**WHAT TO DO**
Below are some entries. Copy each line that holds the string "then".

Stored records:

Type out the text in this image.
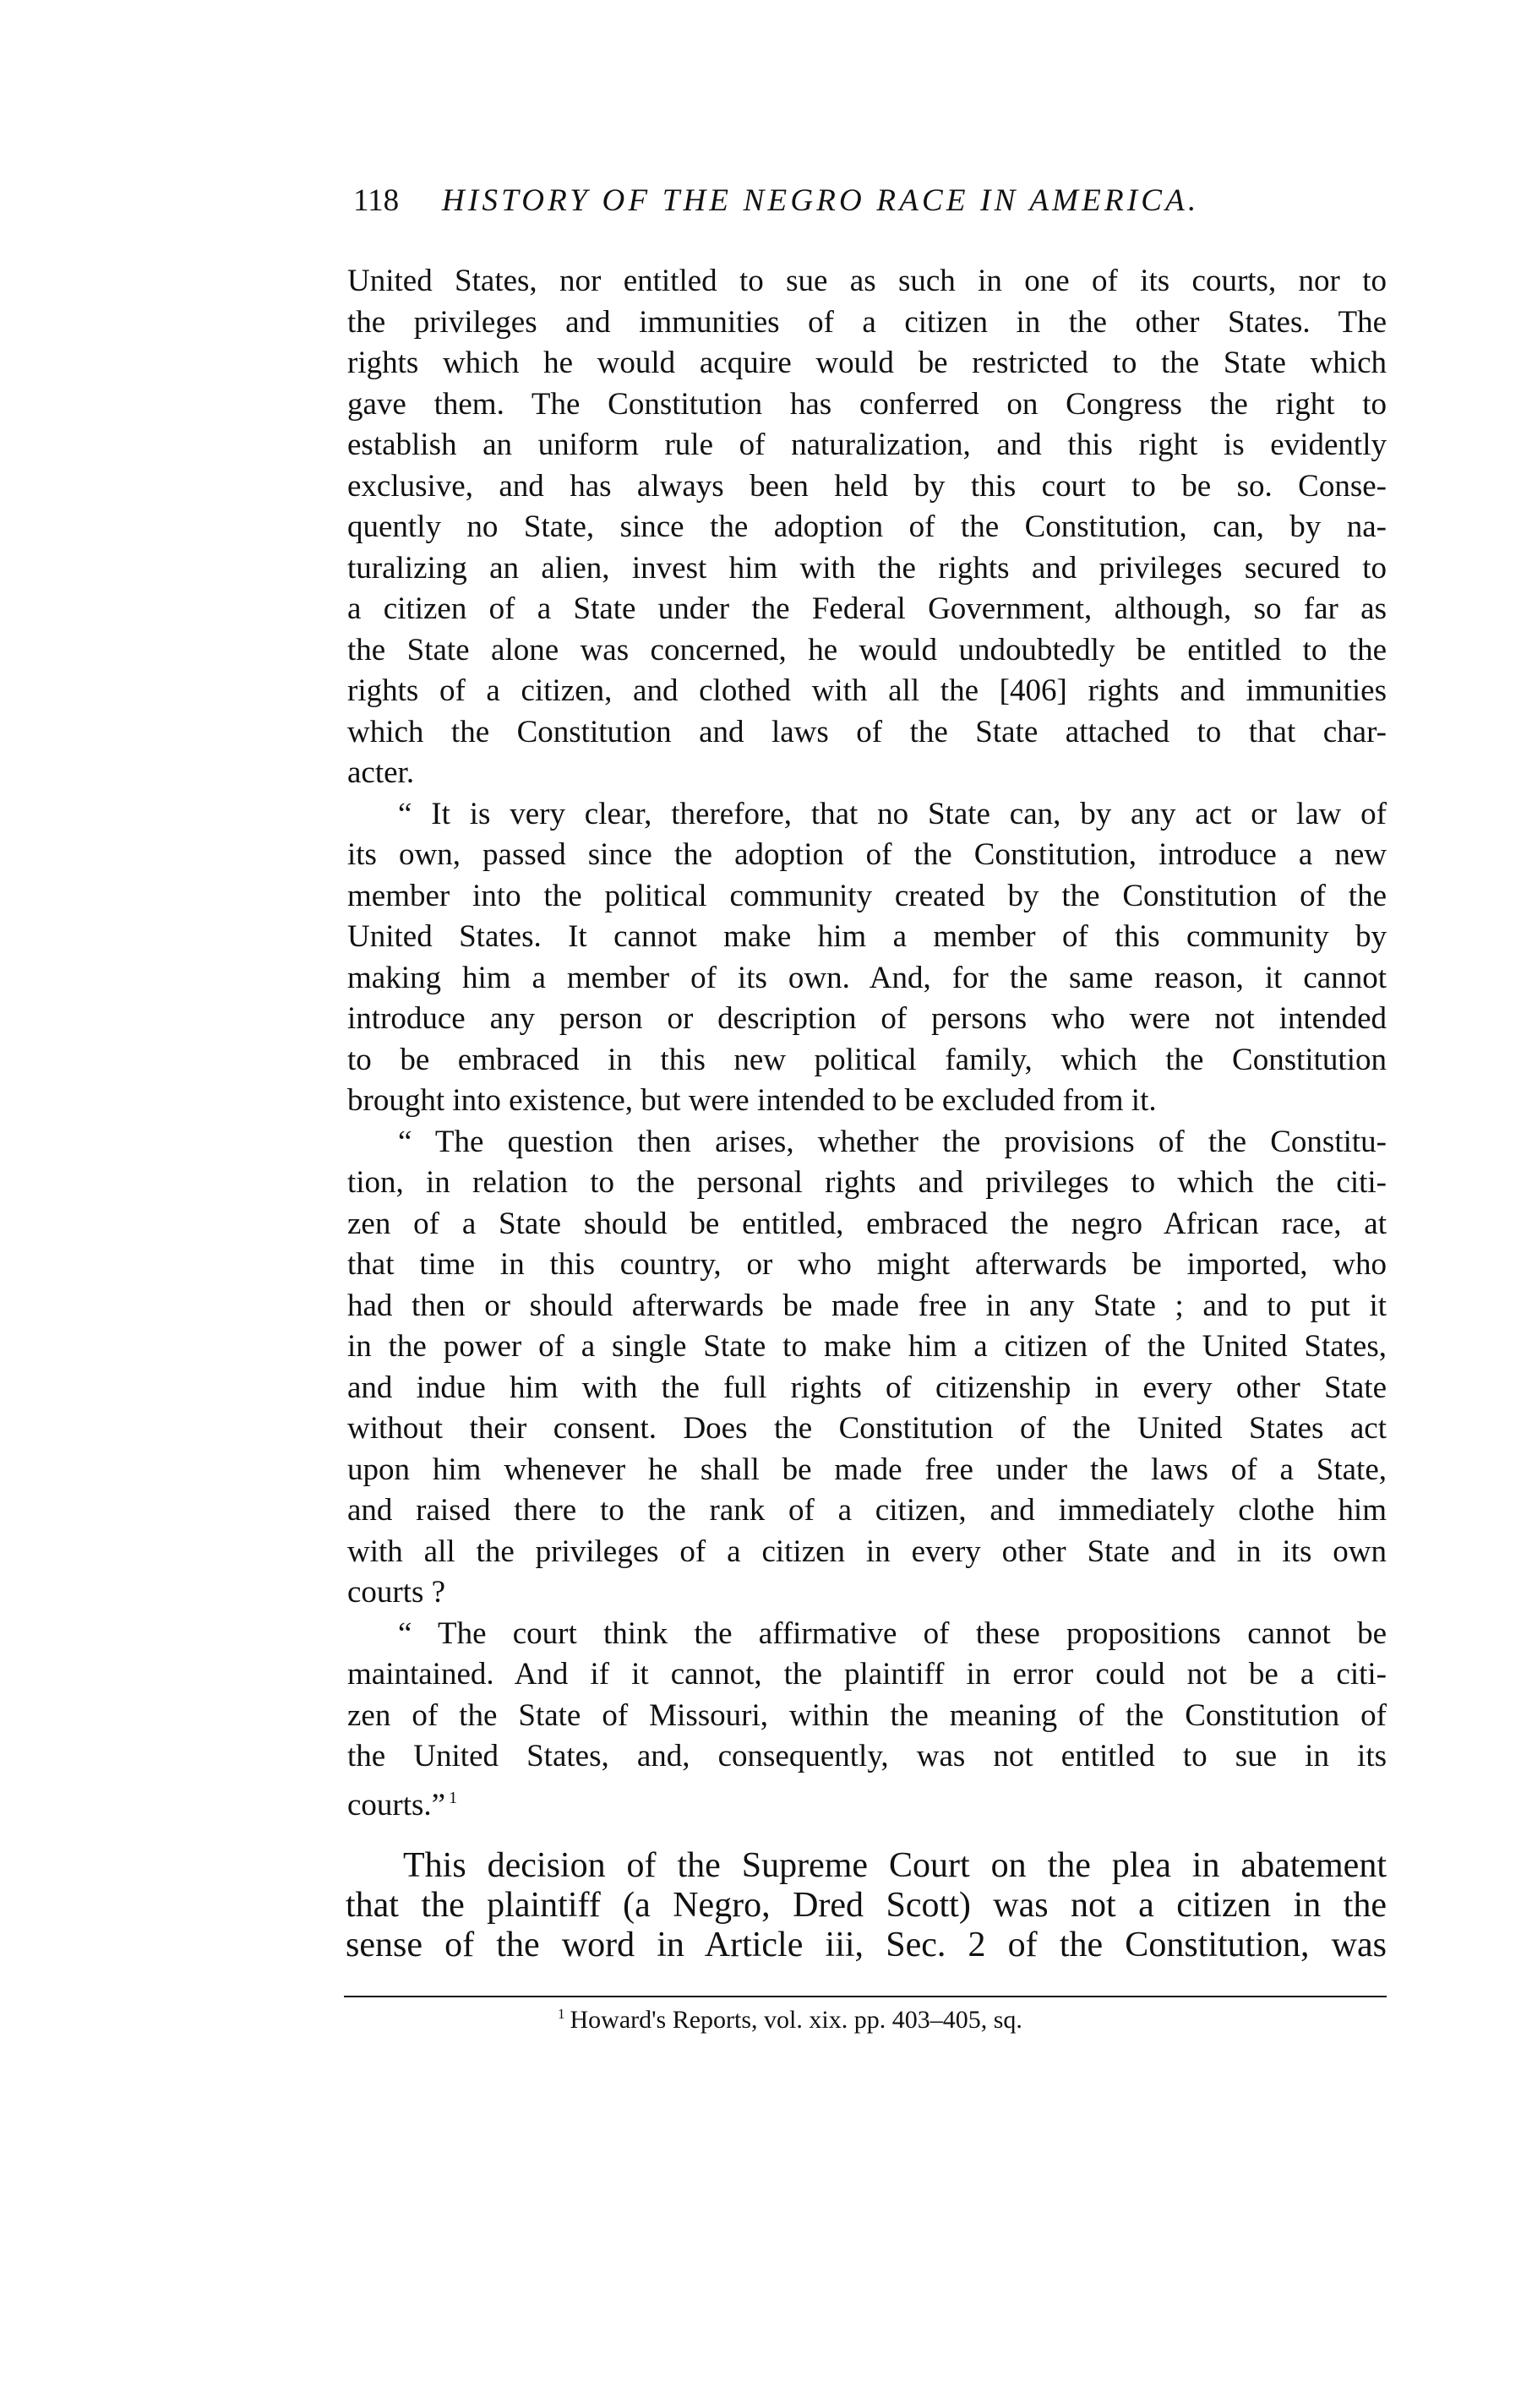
118 HISTORY OF THE NEGRO RACE IN AMERICA.
United States, nor entitled to sue as such in one of its courts, nor to
the privileges and immunities of a citizen in the other States. The
rights which he would acquire would be restricted to the State which
gave them. The Constitution has conferred on Congress the right to
establish an uniform rule of naturalization, and this right is evidently
exclusive, and has always been held by this court to be so. Conse-
quently no State, since the adoption of the Constitution, can, by na-
turalizing an alien, invest him with the rights and privileges secured to
a citizen of a State under the Federal Government, although, so far as
the State alone was concerned, he would undoubtedly be entitled to the
rights of a citizen, and clothed with all the [406] rights and immunities
which the Constitution and laws of the State attached to that char-
acter.
“ It is very clear, therefore, that no State can, by any act or law of
its own, passed since the adoption of the Constitution, introduce a new
member into the political community created by the Constitution of the
United States. It cannot make him a member of this community by
making him a member of its own. And, for the same reason, it cannot
introduce any person or description of persons who were not intended
to be embraced in this new political family, which the Constitution
brought into existence, but were intended to be excluded from it.
“ The question then arises, whether the provisions of the Constitu-
tion, in relation to the personal rights and privileges to which the citi-
zen of a State should be entitled, embraced the negro African race, at
that time in this country, or who might afterwards be imported, who
had then or should afterwards be made free in any State ; and to put it
in the power of a single State to make him a citizen of the United States,
and indue him with the full rights of citizenship in every other State
without their consent. Does the Constitution of the United States act
upon him whenever he shall be made free under the laws of a State,
and raised there to the rank of a citizen, and immediately clothe him
with all the privileges of a citizen in every other State and in its own
courts ?
“ The court think the affirmative of these propositions cannot be
maintained. And if it cannot, the plaintiff in error could not be a citi-
zen of the State of Missouri, within the meaning of the Constitution of
the United States, and, consequently, was not entitled to sue in its
courts.” $^1$
This decision of the Supreme Court on the plea in abatement
that the plaintiff (a Negro, Dred Scott) was not a citizen in the
sense of the word in Article iii, Sec. 2 of the Constitution, was
$^1$ Howard's Reports, vol. xix. pp. 403–405, sq.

**TASK OUTPUT**
“ The question then arises, whether the provisions of the Constitu-
had then or should afterwards be made free in any State ; and to put it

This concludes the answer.